Wherever the word "labels" appears in a line, copy that line.
>>>
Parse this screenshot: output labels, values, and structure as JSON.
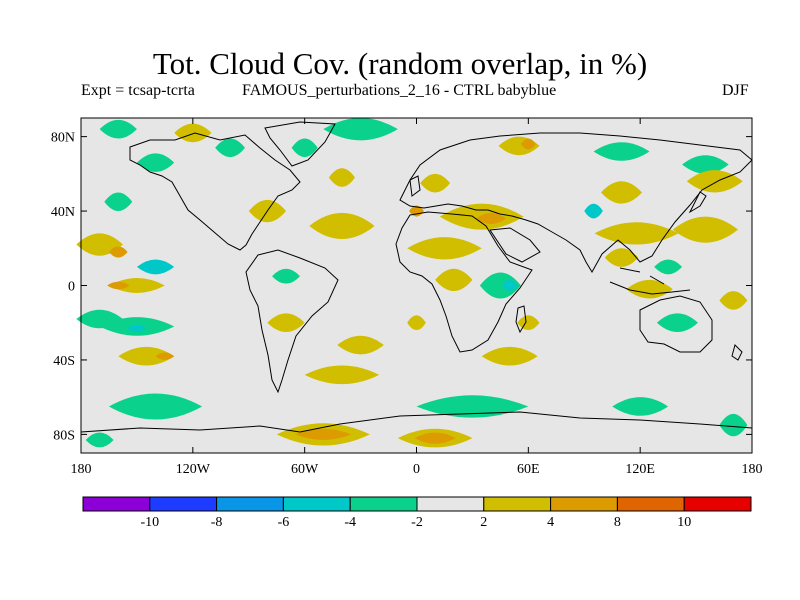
{
  "header": {
    "title": "Tot. Cloud Cov. (random overlap, in %)",
    "experiment": "Expt = tcsap-tcrta",
    "run": "FAMOUS_perturbations_2_16 - CTRL babyblue",
    "season": "DJF"
  },
  "map": {
    "lat_range": [
      -90,
      90
    ],
    "lon_range": [
      -180,
      180
    ],
    "lat_ticks": [
      {
        "value": 80,
        "label": "80N"
      },
      {
        "value": 40,
        "label": "40N"
      },
      {
        "value": 0,
        "label": "0"
      },
      {
        "value": -40,
        "label": "40S"
      },
      {
        "value": -80,
        "label": "80S"
      }
    ],
    "lon_ticks": [
      {
        "value": -180,
        "label": "180"
      },
      {
        "value": -120,
        "label": "120W"
      },
      {
        "value": -60,
        "label": "60W"
      },
      {
        "value": 0,
        "label": "0"
      },
      {
        "value": 60,
        "label": "60E"
      },
      {
        "value": 120,
        "label": "120E"
      },
      {
        "value": 180,
        "label": "180"
      }
    ],
    "background_color": "#e6e6e6",
    "anomalies": [
      {
        "lon": -30,
        "lat": 84,
        "w": 40,
        "h": 6,
        "class": "neg_2_4"
      },
      {
        "lon": -160,
        "lat": 84,
        "w": 20,
        "h": 5,
        "class": "neg_2_4"
      },
      {
        "lon": -120,
        "lat": 82,
        "w": 20,
        "h": 5,
        "class": "pos_2_4"
      },
      {
        "lon": -100,
        "lat": 74,
        "w": 16,
        "h": 5,
        "class": "neg_2_4"
      },
      {
        "lon": -60,
        "lat": 74,
        "w": 14,
        "h": 5,
        "class": "neg_2_4"
      },
      {
        "lon": -140,
        "lat": 66,
        "w": 20,
        "h": 5,
        "class": "neg_2_4"
      },
      {
        "lon": -40,
        "lat": 58,
        "w": 14,
        "h": 5,
        "class": "pos_2_4"
      },
      {
        "lon": 10,
        "lat": 55,
        "w": 16,
        "h": 5,
        "class": "pos_2_4"
      },
      {
        "lon": 55,
        "lat": 75,
        "w": 22,
        "h": 5,
        "class": "pos_2_4"
      },
      {
        "lon": 60,
        "lat": 76,
        "w": 8,
        "h": 3,
        "class": "pos_4_8"
      },
      {
        "lon": 110,
        "lat": 72,
        "w": 30,
        "h": 5,
        "class": "neg_2_4"
      },
      {
        "lon": 155,
        "lat": 65,
        "w": 25,
        "h": 5,
        "class": "neg_2_4"
      },
      {
        "lon": 160,
        "lat": 56,
        "w": 30,
        "h": 6,
        "class": "pos_2_4"
      },
      {
        "lon": 110,
        "lat": 50,
        "w": 22,
        "h": 6,
        "class": "pos_2_4"
      },
      {
        "lon": -160,
        "lat": 45,
        "w": 15,
        "h": 5,
        "class": "neg_2_4"
      },
      {
        "lon": -80,
        "lat": 40,
        "w": 20,
        "h": 6,
        "class": "pos_2_4"
      },
      {
        "lon": -40,
        "lat": 32,
        "w": 35,
        "h": 7,
        "class": "pos_2_4"
      },
      {
        "lon": 35,
        "lat": 37,
        "w": 45,
        "h": 7,
        "class": "pos_2_4"
      },
      {
        "lon": 40,
        "lat": 36,
        "w": 16,
        "h": 3,
        "class": "pos_4_8"
      },
      {
        "lon": 0,
        "lat": 40,
        "w": 8,
        "h": 3,
        "class": "pos_4_8"
      },
      {
        "lon": 95,
        "lat": 40,
        "w": 10,
        "h": 4,
        "class": "neg_4_6"
      },
      {
        "lon": 118,
        "lat": 28,
        "w": 45,
        "h": 6,
        "class": "pos_2_4"
      },
      {
        "lon": 155,
        "lat": 30,
        "w": 35,
        "h": 7,
        "class": "pos_2_4"
      },
      {
        "lon": 15,
        "lat": 20,
        "w": 40,
        "h": 6,
        "class": "pos_2_4"
      },
      {
        "lon": 110,
        "lat": 15,
        "w": 18,
        "h": 5,
        "class": "pos_2_4"
      },
      {
        "lon": 135,
        "lat": 10,
        "w": 15,
        "h": 4,
        "class": "neg_2_4"
      },
      {
        "lon": -170,
        "lat": 22,
        "w": 25,
        "h": 6,
        "class": "pos_2_4"
      },
      {
        "lon": -160,
        "lat": 18,
        "w": 10,
        "h": 3,
        "class": "pos_4_8"
      },
      {
        "lon": -140,
        "lat": 10,
        "w": 20,
        "h": 4,
        "class": "neg_4_6"
      },
      {
        "lon": -150,
        "lat": 0,
        "w": 30,
        "h": 4,
        "class": "pos_2_4"
      },
      {
        "lon": -160,
        "lat": 0,
        "w": 12,
        "h": 2,
        "class": "pos_4_8"
      },
      {
        "lon": -70,
        "lat": 5,
        "w": 15,
        "h": 4,
        "class": "neg_2_4"
      },
      {
        "lon": 20,
        "lat": 3,
        "w": 20,
        "h": 6,
        "class": "pos_2_4"
      },
      {
        "lon": 45,
        "lat": 0,
        "w": 22,
        "h": 7,
        "class": "neg_2_4"
      },
      {
        "lon": 50,
        "lat": 0,
        "w": 8,
        "h": 3,
        "class": "neg_4_6"
      },
      {
        "lon": 125,
        "lat": -2,
        "w": 25,
        "h": 5,
        "class": "pos_2_4"
      },
      {
        "lon": 170,
        "lat": -8,
        "w": 15,
        "h": 5,
        "class": "pos_2_4"
      },
      {
        "lon": -170,
        "lat": -18,
        "w": 25,
        "h": 5,
        "class": "neg_2_4"
      },
      {
        "lon": -150,
        "lat": -22,
        "w": 40,
        "h": 5,
        "class": "neg_2_4"
      },
      {
        "lon": -150,
        "lat": -23,
        "w": 10,
        "h": 2,
        "class": "neg_4_6"
      },
      {
        "lon": -70,
        "lat": -20,
        "w": 20,
        "h": 5,
        "class": "pos_2_4"
      },
      {
        "lon": -30,
        "lat": -32,
        "w": 25,
        "h": 5,
        "class": "pos_2_4"
      },
      {
        "lon": 0,
        "lat": -20,
        "w": 10,
        "h": 4,
        "class": "pos_2_4"
      },
      {
        "lon": 60,
        "lat": -20,
        "w": 12,
        "h": 4,
        "class": "pos_2_4"
      },
      {
        "lon": 140,
        "lat": -20,
        "w": 22,
        "h": 5,
        "class": "neg_2_4"
      },
      {
        "lon": -145,
        "lat": -38,
        "w": 30,
        "h": 5,
        "class": "pos_2_4"
      },
      {
        "lon": -135,
        "lat": -38,
        "w": 10,
        "h": 2,
        "class": "pos_4_8"
      },
      {
        "lon": -40,
        "lat": -48,
        "w": 40,
        "h": 5,
        "class": "pos_2_4"
      },
      {
        "lon": 50,
        "lat": -38,
        "w": 30,
        "h": 5,
        "class": "pos_2_4"
      },
      {
        "lon": -140,
        "lat": -65,
        "w": 50,
        "h": 7,
        "class": "neg_2_4"
      },
      {
        "lon": 30,
        "lat": -65,
        "w": 60,
        "h": 6,
        "class": "neg_2_4"
      },
      {
        "lon": 120,
        "lat": -65,
        "w": 30,
        "h": 5,
        "class": "neg_2_4"
      },
      {
        "lon": 170,
        "lat": -75,
        "w": 15,
        "h": 6,
        "class": "neg_2_4"
      },
      {
        "lon": -50,
        "lat": -80,
        "w": 50,
        "h": 6,
        "class": "pos_2_4"
      },
      {
        "lon": -50,
        "lat": -80,
        "w": 30,
        "h": 3,
        "class": "pos_4_8"
      },
      {
        "lon": 10,
        "lat": -82,
        "w": 40,
        "h": 5,
        "class": "pos_2_4"
      },
      {
        "lon": 10,
        "lat": -82,
        "w": 22,
        "h": 3,
        "class": "pos_4_8"
      },
      {
        "lon": -170,
        "lat": -83,
        "w": 15,
        "h": 4,
        "class": "neg_2_4"
      }
    ]
  },
  "colorbar": {
    "bins": [
      {
        "color": "#8c00d7"
      },
      {
        "color": "#1e3cff"
      },
      {
        "color": "#0a96e6"
      },
      {
        "color": "#00c8c8"
      },
      {
        "color": "#0ad28c"
      },
      {
        "color": "#e6e6e6"
      },
      {
        "color": "#d2be00"
      },
      {
        "color": "#dc9b00"
      },
      {
        "color": "#e06400"
      },
      {
        "color": "#e60000"
      }
    ],
    "labels": [
      "-10",
      "-8",
      "-6",
      "-4",
      "-2",
      "2",
      "4",
      "8",
      "10"
    ]
  },
  "classes": {
    "neg_4_6": "#00c8c8",
    "neg_2_4": "#0ad28c",
    "pos_2_4": "#d2be00",
    "pos_4_8": "#dc9b00"
  }
}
<<<
▶ Exercise answer:
Parse this screenshot: output labels, values, and structure as JSON.
    "labels": [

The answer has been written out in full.